#### Supplied data ####

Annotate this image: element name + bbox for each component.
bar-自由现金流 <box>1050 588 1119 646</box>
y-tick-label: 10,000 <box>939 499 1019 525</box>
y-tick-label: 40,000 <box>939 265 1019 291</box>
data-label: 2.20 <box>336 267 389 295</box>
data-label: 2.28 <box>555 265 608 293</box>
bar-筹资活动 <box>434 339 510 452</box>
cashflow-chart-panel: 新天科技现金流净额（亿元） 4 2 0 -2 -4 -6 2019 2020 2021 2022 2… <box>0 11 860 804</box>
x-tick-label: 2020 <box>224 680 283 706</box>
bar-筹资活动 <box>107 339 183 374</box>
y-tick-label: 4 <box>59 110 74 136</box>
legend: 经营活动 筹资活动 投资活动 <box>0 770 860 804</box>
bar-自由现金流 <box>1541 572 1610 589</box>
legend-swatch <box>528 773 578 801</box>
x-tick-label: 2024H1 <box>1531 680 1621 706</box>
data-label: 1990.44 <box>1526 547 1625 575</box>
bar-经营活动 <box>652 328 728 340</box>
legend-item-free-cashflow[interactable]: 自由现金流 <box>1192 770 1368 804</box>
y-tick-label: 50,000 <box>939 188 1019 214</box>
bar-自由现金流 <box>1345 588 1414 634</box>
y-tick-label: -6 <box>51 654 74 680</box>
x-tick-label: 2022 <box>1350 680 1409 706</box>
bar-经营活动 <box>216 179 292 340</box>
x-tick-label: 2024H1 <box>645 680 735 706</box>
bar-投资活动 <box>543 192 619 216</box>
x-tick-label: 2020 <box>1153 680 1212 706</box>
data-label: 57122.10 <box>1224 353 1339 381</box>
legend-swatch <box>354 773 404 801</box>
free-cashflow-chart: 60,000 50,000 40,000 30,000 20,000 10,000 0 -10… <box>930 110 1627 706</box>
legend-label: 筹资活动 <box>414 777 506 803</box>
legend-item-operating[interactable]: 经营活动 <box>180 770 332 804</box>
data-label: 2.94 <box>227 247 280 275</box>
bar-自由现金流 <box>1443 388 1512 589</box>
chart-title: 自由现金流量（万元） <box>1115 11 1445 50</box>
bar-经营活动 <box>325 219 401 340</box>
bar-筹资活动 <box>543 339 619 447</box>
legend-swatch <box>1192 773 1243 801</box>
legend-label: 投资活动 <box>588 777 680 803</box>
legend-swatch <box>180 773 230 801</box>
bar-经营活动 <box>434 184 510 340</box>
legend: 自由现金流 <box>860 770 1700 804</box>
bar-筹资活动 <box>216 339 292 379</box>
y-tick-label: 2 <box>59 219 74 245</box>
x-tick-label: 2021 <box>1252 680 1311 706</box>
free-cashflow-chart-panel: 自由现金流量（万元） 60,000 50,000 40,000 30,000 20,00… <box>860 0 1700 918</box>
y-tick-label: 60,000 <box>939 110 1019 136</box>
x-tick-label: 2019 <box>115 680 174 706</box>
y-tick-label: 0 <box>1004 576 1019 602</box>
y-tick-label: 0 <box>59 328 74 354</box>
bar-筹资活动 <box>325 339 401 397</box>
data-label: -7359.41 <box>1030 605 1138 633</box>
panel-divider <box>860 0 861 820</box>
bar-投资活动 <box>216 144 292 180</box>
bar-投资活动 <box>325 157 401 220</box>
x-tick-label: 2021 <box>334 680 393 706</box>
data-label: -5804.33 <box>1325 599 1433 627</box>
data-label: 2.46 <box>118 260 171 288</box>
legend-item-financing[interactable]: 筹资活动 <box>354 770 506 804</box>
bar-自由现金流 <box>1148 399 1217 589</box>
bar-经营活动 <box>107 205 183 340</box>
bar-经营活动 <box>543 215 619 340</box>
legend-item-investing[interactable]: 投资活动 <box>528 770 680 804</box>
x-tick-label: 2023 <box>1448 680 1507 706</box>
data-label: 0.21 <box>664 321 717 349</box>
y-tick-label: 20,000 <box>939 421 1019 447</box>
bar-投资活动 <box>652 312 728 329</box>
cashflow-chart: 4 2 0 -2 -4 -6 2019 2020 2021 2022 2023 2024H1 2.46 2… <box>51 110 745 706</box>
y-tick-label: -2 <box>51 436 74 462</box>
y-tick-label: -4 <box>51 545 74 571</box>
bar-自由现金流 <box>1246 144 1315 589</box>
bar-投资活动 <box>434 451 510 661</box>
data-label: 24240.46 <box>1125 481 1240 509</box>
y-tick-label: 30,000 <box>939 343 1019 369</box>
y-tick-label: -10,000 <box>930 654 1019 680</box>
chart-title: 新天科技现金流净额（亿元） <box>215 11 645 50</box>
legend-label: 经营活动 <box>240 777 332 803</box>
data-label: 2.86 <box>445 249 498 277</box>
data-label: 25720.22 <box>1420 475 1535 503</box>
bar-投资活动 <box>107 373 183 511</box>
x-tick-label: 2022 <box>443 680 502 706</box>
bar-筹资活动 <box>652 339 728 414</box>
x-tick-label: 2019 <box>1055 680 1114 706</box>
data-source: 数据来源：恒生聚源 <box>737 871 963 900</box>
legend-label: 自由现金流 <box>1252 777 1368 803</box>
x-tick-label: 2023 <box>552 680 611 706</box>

####

Request: Switch "legend-swatch" to "legend-marker" everywhere in the lines above, and leave everything else as it is.

Task response:
Annotate this image: element name + bbox for each component.
bar-自由现金流 <box>1050 588 1119 646</box>
y-tick-label: 10,000 <box>939 499 1019 525</box>
y-tick-label: 40,000 <box>939 265 1019 291</box>
data-label: 2.20 <box>336 267 389 295</box>
data-label: 2.28 <box>555 265 608 293</box>
bar-筹资活动 <box>434 339 510 452</box>
cashflow-chart-panel: 新天科技现金流净额（亿元） 4 2 0 -2 -4 -6 2019 2020 2021 2022 2… <box>0 11 860 804</box>
x-tick-label: 2020 <box>224 680 283 706</box>
bar-筹资活动 <box>107 339 183 374</box>
y-tick-label: 4 <box>59 110 74 136</box>
legend: 经营活动 筹资活动 投资活动 <box>0 770 860 804</box>
bar-自由现金流 <box>1541 572 1610 589</box>
legend-marker <box>528 773 578 801</box>
x-tick-label: 2024H1 <box>1531 680 1621 706</box>
data-label: 1990.44 <box>1526 547 1625 575</box>
bar-经营活动 <box>652 328 728 340</box>
legend-item-free-cashflow[interactable]: 自由现金流 <box>1192 770 1368 804</box>
y-tick-label: 50,000 <box>939 188 1019 214</box>
bar-自由现金流 <box>1345 588 1414 634</box>
y-tick-label: -6 <box>51 654 74 680</box>
x-tick-label: 2022 <box>1350 680 1409 706</box>
bar-经营活动 <box>216 179 292 340</box>
x-tick-label: 2024H1 <box>645 680 735 706</box>
bar-投资活动 <box>543 192 619 216</box>
x-tick-label: 2020 <box>1153 680 1212 706</box>
data-label: 57122.10 <box>1224 353 1339 381</box>
legend-marker <box>354 773 404 801</box>
free-cashflow-chart: 60,000 50,000 40,000 30,000 20,000 10,000 0 -10… <box>930 110 1627 706</box>
legend-label: 筹资活动 <box>414 777 506 803</box>
legend-item-operating[interactable]: 经营活动 <box>180 770 332 804</box>
data-label: 2.94 <box>227 247 280 275</box>
bar-自由现金流 <box>1443 388 1512 589</box>
chart-title: 自由现金流量（万元） <box>1115 11 1445 50</box>
bar-经营活动 <box>325 219 401 340</box>
bar-筹资活动 <box>543 339 619 447</box>
legend-marker <box>1192 773 1243 801</box>
legend-label: 投资活动 <box>588 777 680 803</box>
legend-marker <box>180 773 230 801</box>
bar-经营活动 <box>434 184 510 340</box>
legend: 自由现金流 <box>860 770 1700 804</box>
bar-筹资活动 <box>216 339 292 379</box>
y-tick-label: 2 <box>59 219 74 245</box>
x-tick-label: 2021 <box>1252 680 1311 706</box>
free-cashflow-chart-panel: 自由现金流量（万元） 60,000 50,000 40,000 30,000 20,00… <box>860 0 1700 918</box>
y-tick-label: 60,000 <box>939 110 1019 136</box>
x-tick-label: 2019 <box>115 680 174 706</box>
y-tick-label: 0 <box>1004 576 1019 602</box>
y-tick-label: 0 <box>59 328 74 354</box>
bar-筹资活动 <box>325 339 401 397</box>
data-label: -7359.41 <box>1030 605 1138 633</box>
panel-divider <box>860 0 861 820</box>
bar-投资活动 <box>216 144 292 180</box>
bar-投资活动 <box>325 157 401 220</box>
x-tick-label: 2021 <box>334 680 393 706</box>
data-label: -5804.33 <box>1325 599 1433 627</box>
data-label: 2.46 <box>118 260 171 288</box>
legend-item-financing[interactable]: 筹资活动 <box>354 770 506 804</box>
bar-自由现金流 <box>1148 399 1217 589</box>
bar-经营活动 <box>107 205 183 340</box>
bar-经营活动 <box>543 215 619 340</box>
legend-item-investing[interactable]: 投资活动 <box>528 770 680 804</box>
x-tick-label: 2023 <box>1448 680 1507 706</box>
data-label: 0.21 <box>664 321 717 349</box>
y-tick-label: 20,000 <box>939 421 1019 447</box>
bar-投资活动 <box>652 312 728 329</box>
cashflow-chart: 4 2 0 -2 -4 -6 2019 2020 2021 2022 2023 2024H1 2.46 2… <box>51 110 745 706</box>
y-tick-label: -2 <box>51 436 74 462</box>
y-tick-label: -4 <box>51 545 74 571</box>
bar-自由现金流 <box>1246 144 1315 589</box>
bar-投资活动 <box>434 451 510 661</box>
data-label: 24240.46 <box>1125 481 1240 509</box>
y-tick-label: 30,000 <box>939 343 1019 369</box>
y-tick-label: -10,000 <box>930 654 1019 680</box>
chart-title: 新天科技现金流净额（亿元） <box>215 11 645 50</box>
legend-label: 经营活动 <box>240 777 332 803</box>
data-label: 2.86 <box>445 249 498 277</box>
data-label: 25720.22 <box>1420 475 1535 503</box>
bar-投资活动 <box>107 373 183 511</box>
x-tick-label: 2022 <box>443 680 502 706</box>
bar-筹资活动 <box>652 339 728 414</box>
x-tick-label: 2019 <box>1055 680 1114 706</box>
data-source: 数据来源：恒生聚源 <box>737 871 963 900</box>
legend-label: 自由现金流 <box>1252 777 1368 803</box>
x-tick-label: 2023 <box>552 680 611 706</box>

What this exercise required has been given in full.